Task:
Search the material for the string "mowing", then return every line where it is found.

▼

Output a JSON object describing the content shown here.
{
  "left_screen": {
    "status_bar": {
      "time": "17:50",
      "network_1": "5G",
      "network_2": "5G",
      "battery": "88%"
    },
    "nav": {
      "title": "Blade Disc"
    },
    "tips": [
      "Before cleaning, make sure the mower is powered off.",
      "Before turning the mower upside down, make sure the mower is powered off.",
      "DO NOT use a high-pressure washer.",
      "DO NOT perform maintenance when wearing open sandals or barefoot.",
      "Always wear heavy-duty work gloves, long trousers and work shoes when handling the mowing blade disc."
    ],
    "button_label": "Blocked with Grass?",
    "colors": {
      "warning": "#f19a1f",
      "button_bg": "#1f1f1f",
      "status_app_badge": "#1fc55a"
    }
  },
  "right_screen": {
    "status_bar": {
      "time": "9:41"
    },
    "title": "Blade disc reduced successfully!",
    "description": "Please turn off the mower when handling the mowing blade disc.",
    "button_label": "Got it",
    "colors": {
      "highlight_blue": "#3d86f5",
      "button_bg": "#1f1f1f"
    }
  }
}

▲

Exercise result:
      "Always wear heavy-duty work gloves, long trousers and work shoes when handling the mowing blade disc."
    "description": "Please turn off the mower when handling the mowing blade disc.",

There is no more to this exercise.